## GIVEN RECORDS
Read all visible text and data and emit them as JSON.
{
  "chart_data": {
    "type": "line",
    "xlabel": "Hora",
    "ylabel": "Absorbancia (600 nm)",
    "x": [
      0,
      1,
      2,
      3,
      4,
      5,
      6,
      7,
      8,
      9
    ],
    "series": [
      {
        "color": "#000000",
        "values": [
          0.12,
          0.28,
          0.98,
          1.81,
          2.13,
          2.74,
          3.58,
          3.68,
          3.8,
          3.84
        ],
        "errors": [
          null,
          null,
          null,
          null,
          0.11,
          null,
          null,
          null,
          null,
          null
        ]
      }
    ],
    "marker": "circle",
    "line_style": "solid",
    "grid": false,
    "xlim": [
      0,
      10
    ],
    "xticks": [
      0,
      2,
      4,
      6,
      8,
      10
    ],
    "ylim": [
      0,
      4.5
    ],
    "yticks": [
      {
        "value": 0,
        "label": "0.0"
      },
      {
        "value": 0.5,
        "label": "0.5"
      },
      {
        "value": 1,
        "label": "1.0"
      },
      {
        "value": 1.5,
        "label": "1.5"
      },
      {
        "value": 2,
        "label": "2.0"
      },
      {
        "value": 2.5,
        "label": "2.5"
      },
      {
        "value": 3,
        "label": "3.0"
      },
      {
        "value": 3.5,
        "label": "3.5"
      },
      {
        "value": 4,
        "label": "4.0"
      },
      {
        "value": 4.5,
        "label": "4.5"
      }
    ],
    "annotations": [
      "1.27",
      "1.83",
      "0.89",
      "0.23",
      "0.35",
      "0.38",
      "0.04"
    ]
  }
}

## THE TASK
All of the entries above need to be reproduced exactly.

## FULL SOLUTION
Read all visible text and data and emit them as JSON.
{
  "chart_data": {
    "type": "line",
    "xlabel": "Hora",
    "ylabel": "Absorbancia (600 nm)",
    "x": [
      0,
      1,
      2,
      3,
      4,
      5,
      6,
      7,
      8,
      9
    ],
    "series": [
      {
        "color": "#000000",
        "values": [
          0.12,
          0.28,
          0.98,
          1.81,
          2.13,
          2.74,
          3.58,
          3.68,
          3.8,
          3.84
        ],
        "errors": [
          null,
          null,
          null,
          null,
          0.11,
          null,
          null,
          null,
          null,
          null
        ]
      }
    ],
    "marker": "circle",
    "line_style": "solid",
    "grid": false,
    "xlim": [
      0,
      10
    ],
    "xticks": [
      0,
      2,
      4,
      6,
      8,
      10
    ],
    "ylim": [
      0,
      4.5
    ],
    "yticks": [
      {
        "value": 0,
        "label": "0.0"
      },
      {
        "value": 0.5,
        "label": "0.5"
      },
      {
        "value": 1,
        "label": "1.0"
      },
      {
        "value": 1.5,
        "label": "1.5"
      },
      {
        "value": 2,
        "label": "2.0"
      },
      {
        "value": 2.5,
        "label": "2.5"
      },
      {
        "value": 3,
        "label": "3.0"
      },
      {
        "value": 3.5,
        "label": "3.5"
      },
      {
        "value": 4,
        "label": "4.0"
      },
      {
        "value": 4.5,
        "label": "4.5"
      }
    ],
    "annotations": [
      "1.27",
      "1.83",
      "0.89",
      "0.23",
      "0.35",
      "0.38",
      "0.04"
    ]
  }
}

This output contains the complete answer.